Records for the task >>
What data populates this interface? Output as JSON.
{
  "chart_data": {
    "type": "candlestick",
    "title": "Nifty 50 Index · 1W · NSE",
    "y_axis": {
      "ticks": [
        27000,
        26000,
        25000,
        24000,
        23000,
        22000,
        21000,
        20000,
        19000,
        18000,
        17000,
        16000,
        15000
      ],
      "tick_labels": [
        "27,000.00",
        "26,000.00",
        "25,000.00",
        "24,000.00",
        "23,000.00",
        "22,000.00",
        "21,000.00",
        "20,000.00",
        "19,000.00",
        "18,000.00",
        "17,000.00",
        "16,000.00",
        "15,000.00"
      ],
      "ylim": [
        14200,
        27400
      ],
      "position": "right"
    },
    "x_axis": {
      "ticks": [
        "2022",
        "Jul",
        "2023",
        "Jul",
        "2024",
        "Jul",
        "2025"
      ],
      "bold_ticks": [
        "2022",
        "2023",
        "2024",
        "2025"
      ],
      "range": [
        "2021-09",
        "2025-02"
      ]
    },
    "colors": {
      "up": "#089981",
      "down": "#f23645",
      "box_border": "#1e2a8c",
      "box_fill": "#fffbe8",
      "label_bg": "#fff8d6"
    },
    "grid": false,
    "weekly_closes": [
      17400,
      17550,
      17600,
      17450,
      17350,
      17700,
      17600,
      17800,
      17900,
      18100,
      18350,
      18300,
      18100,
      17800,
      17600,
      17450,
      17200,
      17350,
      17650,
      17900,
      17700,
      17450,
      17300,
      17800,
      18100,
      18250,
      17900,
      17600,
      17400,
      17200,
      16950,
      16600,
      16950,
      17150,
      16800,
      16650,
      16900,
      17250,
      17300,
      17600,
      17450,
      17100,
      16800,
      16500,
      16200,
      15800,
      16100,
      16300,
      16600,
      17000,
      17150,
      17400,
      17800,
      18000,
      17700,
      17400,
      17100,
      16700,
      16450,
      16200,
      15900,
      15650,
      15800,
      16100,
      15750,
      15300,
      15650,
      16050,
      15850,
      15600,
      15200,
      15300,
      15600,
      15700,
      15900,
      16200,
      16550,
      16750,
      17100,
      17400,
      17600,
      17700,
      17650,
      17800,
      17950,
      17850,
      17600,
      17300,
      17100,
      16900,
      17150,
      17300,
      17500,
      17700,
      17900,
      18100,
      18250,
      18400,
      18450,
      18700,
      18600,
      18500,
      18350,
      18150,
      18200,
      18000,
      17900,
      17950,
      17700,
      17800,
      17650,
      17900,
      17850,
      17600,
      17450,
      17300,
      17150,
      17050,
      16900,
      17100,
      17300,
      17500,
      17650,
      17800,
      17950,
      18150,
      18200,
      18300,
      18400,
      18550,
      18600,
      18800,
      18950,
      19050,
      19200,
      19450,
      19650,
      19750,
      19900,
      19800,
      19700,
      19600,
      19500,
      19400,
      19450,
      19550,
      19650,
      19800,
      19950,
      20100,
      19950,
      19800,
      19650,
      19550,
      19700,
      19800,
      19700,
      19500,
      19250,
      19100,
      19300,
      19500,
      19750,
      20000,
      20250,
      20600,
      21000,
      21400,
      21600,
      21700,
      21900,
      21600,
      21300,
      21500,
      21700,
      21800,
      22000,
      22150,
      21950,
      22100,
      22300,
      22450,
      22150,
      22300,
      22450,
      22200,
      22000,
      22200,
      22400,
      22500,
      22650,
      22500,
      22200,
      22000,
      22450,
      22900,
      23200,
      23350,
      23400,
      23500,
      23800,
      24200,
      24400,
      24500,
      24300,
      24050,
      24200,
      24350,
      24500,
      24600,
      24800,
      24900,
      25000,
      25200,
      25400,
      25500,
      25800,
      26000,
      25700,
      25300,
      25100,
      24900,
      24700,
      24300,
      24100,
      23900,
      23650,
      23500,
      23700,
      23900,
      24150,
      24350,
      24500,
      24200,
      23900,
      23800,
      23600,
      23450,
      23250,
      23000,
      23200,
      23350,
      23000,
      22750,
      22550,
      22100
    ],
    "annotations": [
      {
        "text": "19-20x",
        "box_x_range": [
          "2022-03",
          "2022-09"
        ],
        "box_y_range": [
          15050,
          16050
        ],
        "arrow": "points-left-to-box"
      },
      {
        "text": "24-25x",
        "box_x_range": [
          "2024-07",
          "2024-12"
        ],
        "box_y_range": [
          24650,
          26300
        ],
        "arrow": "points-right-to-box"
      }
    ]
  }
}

Written problem >> Print every record exactly as it was given.

Task result >>
What data populates this interface? Output as JSON.
{
  "chart_data": {
    "type": "candlestick",
    "title": "Nifty 50 Index · 1W · NSE",
    "y_axis": {
      "ticks": [
        27000,
        26000,
        25000,
        24000,
        23000,
        22000,
        21000,
        20000,
        19000,
        18000,
        17000,
        16000,
        15000
      ],
      "tick_labels": [
        "27,000.00",
        "26,000.00",
        "25,000.00",
        "24,000.00",
        "23,000.00",
        "22,000.00",
        "21,000.00",
        "20,000.00",
        "19,000.00",
        "18,000.00",
        "17,000.00",
        "16,000.00",
        "15,000.00"
      ],
      "ylim": [
        14200,
        27400
      ],
      "position": "right"
    },
    "x_axis": {
      "ticks": [
        "2022",
        "Jul",
        "2023",
        "Jul",
        "2024",
        "Jul",
        "2025"
      ],
      "bold_ticks": [
        "2022",
        "2023",
        "2024",
        "2025"
      ],
      "range": [
        "2021-09",
        "2025-02"
      ]
    },
    "colors": {
      "up": "#089981",
      "down": "#f23645",
      "box_border": "#1e2a8c",
      "box_fill": "#fffbe8",
      "label_bg": "#fff8d6"
    },
    "grid": false,
    "weekly_closes": [
      17400,
      17550,
      17600,
      17450,
      17350,
      17700,
      17600,
      17800,
      17900,
      18100,
      18350,
      18300,
      18100,
      17800,
      17600,
      17450,
      17200,
      17350,
      17650,
      17900,
      17700,
      17450,
      17300,
      17800,
      18100,
      18250,
      17900,
      17600,
      17400,
      17200,
      16950,
      16600,
      16950,
      17150,
      16800,
      16650,
      16900,
      17250,
      17300,
      17600,
      17450,
      17100,
      16800,
      16500,
      16200,
      15800,
      16100,
      16300,
      16600,
      17000,
      17150,
      17400,
      17800,
      18000,
      17700,
      17400,
      17100,
      16700,
      16450,
      16200,
      15900,
      15650,
      15800,
      16100,
      15750,
      15300,
      15650,
      16050,
      15850,
      15600,
      15200,
      15300,
      15600,
      15700,
      15900,
      16200,
      16550,
      16750,
      17100,
      17400,
      17600,
      17700,
      17650,
      17800,
      17950,
      17850,
      17600,
      17300,
      17100,
      16900,
      17150,
      17300,
      17500,
      17700,
      17900,
      18100,
      18250,
      18400,
      18450,
      18700,
      18600,
      18500,
      18350,
      18150,
      18200,
      18000,
      17900,
      17950,
      17700,
      17800,
      17650,
      17900,
      17850,
      17600,
      17450,
      17300,
      17150,
      17050,
      16900,
      17100,
      17300,
      17500,
      17650,
      17800,
      17950,
      18150,
      18200,
      18300,
      18400,
      18550,
      18600,
      18800,
      18950,
      19050,
      19200,
      19450,
      19650,
      19750,
      19900,
      19800,
      19700,
      19600,
      19500,
      19400,
      19450,
      19550,
      19650,
      19800,
      19950,
      20100,
      19950,
      19800,
      19650,
      19550,
      19700,
      19800,
      19700,
      19500,
      19250,
      19100,
      19300,
      19500,
      19750,
      20000,
      20250,
      20600,
      21000,
      21400,
      21600,
      21700,
      21900,
      21600,
      21300,
      21500,
      21700,
      21800,
      22000,
      22150,
      21950,
      22100,
      22300,
      22450,
      22150,
      22300,
      22450,
      22200,
      22000,
      22200,
      22400,
      22500,
      22650,
      22500,
      22200,
      22000,
      22450,
      22900,
      23200,
      23350,
      23400,
      23500,
      23800,
      24200,
      24400,
      24500,
      24300,
      24050,
      24200,
      24350,
      24500,
      24600,
      24800,
      24900,
      25000,
      25200,
      25400,
      25500,
      25800,
      26000,
      25700,
      25300,
      25100,
      24900,
      24700,
      24300,
      24100,
      23900,
      23650,
      23500,
      23700,
      23900,
      24150,
      24350,
      24500,
      24200,
      23900,
      23800,
      23600,
      23450,
      23250,
      23000,
      23200,
      23350,
      23000,
      22750,
      22550,
      22100
    ],
    "annotations": [
      {
        "text": "19-20x",
        "box_x_range": [
          "2022-03",
          "2022-09"
        ],
        "box_y_range": [
          15050,
          16050
        ],
        "arrow": "points-left-to-box"
      },
      {
        "text": "24-25x",
        "box_x_range": [
          "2024-07",
          "2024-12"
        ],
        "box_y_range": [
          24650,
          26300
        ],
        "arrow": "points-right-to-box"
      }
    ]
  }
}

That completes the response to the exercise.